* [Record set]
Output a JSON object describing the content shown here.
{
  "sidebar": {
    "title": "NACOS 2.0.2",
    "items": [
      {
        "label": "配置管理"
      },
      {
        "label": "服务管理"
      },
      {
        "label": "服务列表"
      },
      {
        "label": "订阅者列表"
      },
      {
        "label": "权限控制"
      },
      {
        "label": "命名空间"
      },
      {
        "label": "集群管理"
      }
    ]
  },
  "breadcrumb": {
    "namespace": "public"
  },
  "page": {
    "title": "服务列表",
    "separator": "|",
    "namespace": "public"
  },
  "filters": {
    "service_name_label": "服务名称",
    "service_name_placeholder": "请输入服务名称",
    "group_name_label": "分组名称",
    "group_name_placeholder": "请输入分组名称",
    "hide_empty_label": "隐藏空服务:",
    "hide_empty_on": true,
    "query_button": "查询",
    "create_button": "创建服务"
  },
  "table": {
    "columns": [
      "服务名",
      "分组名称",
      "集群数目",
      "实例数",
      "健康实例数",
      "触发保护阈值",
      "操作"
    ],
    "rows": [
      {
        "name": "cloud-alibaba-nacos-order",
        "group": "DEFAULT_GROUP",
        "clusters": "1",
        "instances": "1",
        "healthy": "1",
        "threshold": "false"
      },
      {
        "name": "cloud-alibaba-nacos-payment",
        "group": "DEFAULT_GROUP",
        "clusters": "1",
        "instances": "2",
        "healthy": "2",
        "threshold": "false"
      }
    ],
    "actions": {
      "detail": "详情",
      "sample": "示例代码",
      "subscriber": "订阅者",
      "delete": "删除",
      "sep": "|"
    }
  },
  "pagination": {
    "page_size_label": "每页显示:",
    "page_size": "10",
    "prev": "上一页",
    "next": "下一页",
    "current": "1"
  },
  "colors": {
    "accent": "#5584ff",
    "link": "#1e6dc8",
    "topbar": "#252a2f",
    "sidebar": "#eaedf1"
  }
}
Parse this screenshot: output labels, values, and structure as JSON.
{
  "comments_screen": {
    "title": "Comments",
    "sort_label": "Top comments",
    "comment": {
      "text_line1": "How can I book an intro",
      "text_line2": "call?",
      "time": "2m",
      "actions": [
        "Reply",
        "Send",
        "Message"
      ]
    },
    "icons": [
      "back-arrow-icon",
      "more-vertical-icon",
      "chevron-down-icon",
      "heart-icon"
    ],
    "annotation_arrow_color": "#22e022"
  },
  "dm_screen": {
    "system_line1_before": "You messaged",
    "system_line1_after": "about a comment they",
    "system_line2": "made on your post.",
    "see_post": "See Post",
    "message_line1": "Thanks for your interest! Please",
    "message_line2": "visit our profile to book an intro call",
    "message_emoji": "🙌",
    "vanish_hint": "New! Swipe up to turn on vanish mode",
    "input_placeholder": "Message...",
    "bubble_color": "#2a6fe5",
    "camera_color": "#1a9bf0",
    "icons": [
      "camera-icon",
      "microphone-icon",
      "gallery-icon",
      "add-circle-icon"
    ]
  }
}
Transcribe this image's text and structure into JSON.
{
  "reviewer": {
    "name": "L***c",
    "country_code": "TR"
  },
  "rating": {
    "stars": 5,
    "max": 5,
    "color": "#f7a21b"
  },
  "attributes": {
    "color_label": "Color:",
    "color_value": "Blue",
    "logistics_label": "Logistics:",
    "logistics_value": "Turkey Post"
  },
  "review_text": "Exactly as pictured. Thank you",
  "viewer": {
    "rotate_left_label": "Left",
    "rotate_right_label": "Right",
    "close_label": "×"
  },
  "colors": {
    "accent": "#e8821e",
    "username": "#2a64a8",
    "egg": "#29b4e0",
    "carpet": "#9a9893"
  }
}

* [Goal]
Restate the whole of the material exactly.

* [Solution to this task]
Output a JSON object describing the content shown here.
{
  "sidebar": {
    "title": "NACOS 2.0.2",
    "items": [
      {
        "label": "配置管理"
      },
      {
        "label": "服务管理"
      },
      {
        "label": "服务列表"
      },
      {
        "label": "订阅者列表"
      },
      {
        "label": "权限控制"
      },
      {
        "label": "命名空间"
      },
      {
        "label": "集群管理"
      }
    ]
  },
  "breadcrumb": {
    "namespace": "public"
  },
  "page": {
    "title": "服务列表",
    "separator": "|",
    "namespace": "public"
  },
  "filters": {
    "service_name_label": "服务名称",
    "service_name_placeholder": "请输入服务名称",
    "group_name_label": "分组名称",
    "group_name_placeholder": "请输入分组名称",
    "hide_empty_label": "隐藏空服务:",
    "hide_empty_on": true,
    "query_button": "查询",
    "create_button": "创建服务"
  },
  "table": {
    "columns": [
      "服务名",
      "分组名称",
      "集群数目",
      "实例数",
      "健康实例数",
      "触发保护阈值",
      "操作"
    ],
    "rows": [
      {
        "name": "cloud-alibaba-nacos-order",
        "group": "DEFAULT_GROUP",
        "clusters": "1",
        "instances": "1",
        "healthy": "1",
        "threshold": "false"
      },
      {
        "name": "cloud-alibaba-nacos-payment",
        "group": "DEFAULT_GROUP",
        "clusters": "1",
        "instances": "2",
        "healthy": "2",
        "threshold": "false"
      }
    ],
    "actions": {
      "detail": "详情",
      "sample": "示例代码",
      "subscriber": "订阅者",
      "delete": "删除",
      "sep": "|"
    }
  },
  "pagination": {
    "page_size_label": "每页显示:",
    "page_size": "10",
    "prev": "上一页",
    "next": "下一页",
    "current": "1"
  },
  "colors": {
    "accent": "#5584ff",
    "link": "#1e6dc8",
    "topbar": "#252a2f",
    "sidebar": "#eaedf1"
  }
}
Parse this screenshot: output labels, values, and structure as JSON.
{
  "comments_screen": {
    "title": "Comments",
    "sort_label": "Top comments",
    "comment": {
      "text_line1": "How can I book an intro",
      "text_line2": "call?",
      "time": "2m",
      "actions": [
        "Reply",
        "Send",
        "Message"
      ]
    },
    "icons": [
      "back-arrow-icon",
      "more-vertical-icon",
      "chevron-down-icon",
      "heart-icon"
    ],
    "annotation_arrow_color": "#22e022"
  },
  "dm_screen": {
    "system_line1_before": "You messaged",
    "system_line1_after": "about a comment they",
    "system_line2": "made on your post.",
    "see_post": "See Post",
    "message_line1": "Thanks for your interest! Please",
    "message_line2": "visit our profile to book an intro call",
    "message_emoji": "🙌",
    "vanish_hint": "New! Swipe up to turn on vanish mode",
    "input_placeholder": "Message...",
    "bubble_color": "#2a6fe5",
    "camera_color": "#1a9bf0",
    "icons": [
      "camera-icon",
      "microphone-icon",
      "gallery-icon",
      "add-circle-icon"
    ]
  }
}
Transcribe this image's text and structure into JSON.
{
  "reviewer": {
    "name": "L***c",
    "country_code": "TR"
  },
  "rating": {
    "stars": 5,
    "max": 5,
    "color": "#f7a21b"
  },
  "attributes": {
    "color_label": "Color:",
    "color_value": "Blue",
    "logistics_label": "Logistics:",
    "logistics_value": "Turkey Post"
  },
  "review_text": "Exactly as pictured. Thank you",
  "viewer": {
    "rotate_left_label": "Left",
    "rotate_right_label": "Right",
    "close_label": "×"
  },
  "colors": {
    "accent": "#e8821e",
    "username": "#2a64a8",
    "egg": "#29b4e0",
    "carpet": "#9a9893"
  }
}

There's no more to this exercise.